Material provided
(begin)
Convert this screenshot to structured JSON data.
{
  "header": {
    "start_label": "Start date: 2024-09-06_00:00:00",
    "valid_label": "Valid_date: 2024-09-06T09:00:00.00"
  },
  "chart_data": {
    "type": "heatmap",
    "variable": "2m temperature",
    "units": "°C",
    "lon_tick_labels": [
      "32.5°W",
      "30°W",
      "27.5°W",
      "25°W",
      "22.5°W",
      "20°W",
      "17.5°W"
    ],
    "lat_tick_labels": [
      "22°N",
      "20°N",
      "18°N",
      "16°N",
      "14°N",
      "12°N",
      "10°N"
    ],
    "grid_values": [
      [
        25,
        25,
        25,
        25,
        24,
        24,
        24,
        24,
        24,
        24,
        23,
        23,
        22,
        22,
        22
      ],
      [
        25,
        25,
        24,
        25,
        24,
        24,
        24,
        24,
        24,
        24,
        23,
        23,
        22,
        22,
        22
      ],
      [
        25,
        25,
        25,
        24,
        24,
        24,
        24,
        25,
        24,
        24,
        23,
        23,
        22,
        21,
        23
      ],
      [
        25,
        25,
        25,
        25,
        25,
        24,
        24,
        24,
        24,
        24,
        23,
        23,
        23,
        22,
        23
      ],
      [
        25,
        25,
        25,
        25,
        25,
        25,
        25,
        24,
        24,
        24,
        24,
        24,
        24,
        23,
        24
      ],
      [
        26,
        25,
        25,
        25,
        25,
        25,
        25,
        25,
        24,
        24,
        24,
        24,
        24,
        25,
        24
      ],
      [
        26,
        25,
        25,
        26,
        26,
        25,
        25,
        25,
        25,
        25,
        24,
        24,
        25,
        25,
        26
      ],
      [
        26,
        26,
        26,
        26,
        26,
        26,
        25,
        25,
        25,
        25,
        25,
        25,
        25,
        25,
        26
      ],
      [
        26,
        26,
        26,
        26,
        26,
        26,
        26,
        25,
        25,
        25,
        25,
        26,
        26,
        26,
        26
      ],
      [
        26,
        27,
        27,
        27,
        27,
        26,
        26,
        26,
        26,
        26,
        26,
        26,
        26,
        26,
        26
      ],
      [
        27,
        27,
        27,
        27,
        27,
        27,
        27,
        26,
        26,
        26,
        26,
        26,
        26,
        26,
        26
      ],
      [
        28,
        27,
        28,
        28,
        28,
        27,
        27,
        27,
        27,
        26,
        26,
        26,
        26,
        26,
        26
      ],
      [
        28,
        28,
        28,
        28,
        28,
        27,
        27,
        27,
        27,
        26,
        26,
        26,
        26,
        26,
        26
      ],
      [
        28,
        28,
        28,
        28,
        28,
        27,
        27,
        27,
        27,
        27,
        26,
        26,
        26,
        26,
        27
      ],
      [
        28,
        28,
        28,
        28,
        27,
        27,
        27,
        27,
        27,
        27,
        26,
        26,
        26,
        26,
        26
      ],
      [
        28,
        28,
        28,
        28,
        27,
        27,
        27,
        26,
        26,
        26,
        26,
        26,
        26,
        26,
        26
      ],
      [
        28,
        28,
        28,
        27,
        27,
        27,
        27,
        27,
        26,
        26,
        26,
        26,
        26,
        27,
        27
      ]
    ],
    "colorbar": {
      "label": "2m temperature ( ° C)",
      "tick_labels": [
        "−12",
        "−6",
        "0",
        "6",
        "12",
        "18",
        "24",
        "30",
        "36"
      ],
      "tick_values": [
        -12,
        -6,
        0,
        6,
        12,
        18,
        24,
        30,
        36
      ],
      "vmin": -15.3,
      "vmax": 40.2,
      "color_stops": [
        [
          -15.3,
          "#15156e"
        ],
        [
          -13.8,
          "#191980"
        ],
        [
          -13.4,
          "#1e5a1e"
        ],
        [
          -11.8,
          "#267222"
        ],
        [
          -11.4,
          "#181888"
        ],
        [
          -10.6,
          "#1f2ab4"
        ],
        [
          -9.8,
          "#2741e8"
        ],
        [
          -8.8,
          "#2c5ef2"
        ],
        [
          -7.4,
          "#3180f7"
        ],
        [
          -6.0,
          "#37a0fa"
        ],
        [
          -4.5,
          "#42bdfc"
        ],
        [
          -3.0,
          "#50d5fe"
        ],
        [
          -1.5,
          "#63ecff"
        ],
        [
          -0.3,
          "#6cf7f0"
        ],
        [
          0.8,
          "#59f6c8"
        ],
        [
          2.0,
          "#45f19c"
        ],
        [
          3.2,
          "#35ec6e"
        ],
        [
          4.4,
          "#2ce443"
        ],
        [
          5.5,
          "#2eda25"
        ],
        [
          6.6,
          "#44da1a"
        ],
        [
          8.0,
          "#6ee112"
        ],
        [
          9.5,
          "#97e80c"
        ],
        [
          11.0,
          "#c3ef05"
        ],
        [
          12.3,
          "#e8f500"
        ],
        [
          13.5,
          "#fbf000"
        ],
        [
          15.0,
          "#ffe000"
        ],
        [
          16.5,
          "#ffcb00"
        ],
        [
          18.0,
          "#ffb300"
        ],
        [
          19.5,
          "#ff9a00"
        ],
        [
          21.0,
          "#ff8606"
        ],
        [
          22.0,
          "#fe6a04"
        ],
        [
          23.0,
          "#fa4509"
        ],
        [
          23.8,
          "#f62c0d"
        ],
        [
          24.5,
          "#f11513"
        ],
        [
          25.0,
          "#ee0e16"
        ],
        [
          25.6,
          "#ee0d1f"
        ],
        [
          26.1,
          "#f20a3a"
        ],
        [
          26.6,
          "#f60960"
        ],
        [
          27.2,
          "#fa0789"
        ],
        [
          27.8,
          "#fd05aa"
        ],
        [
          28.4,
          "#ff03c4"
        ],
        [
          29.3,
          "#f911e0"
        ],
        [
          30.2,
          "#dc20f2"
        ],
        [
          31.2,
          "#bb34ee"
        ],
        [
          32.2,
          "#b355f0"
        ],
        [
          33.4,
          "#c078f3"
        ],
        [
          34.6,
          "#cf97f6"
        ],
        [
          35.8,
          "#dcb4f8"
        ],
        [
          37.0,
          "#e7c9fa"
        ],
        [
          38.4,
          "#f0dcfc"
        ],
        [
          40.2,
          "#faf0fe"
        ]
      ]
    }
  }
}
(end)
Task
Look above for lines with the word "temperature" and copy them all.

Answer to the problem
    "variable": "2m temperature",
      "label": "2m temperature ( ° C)",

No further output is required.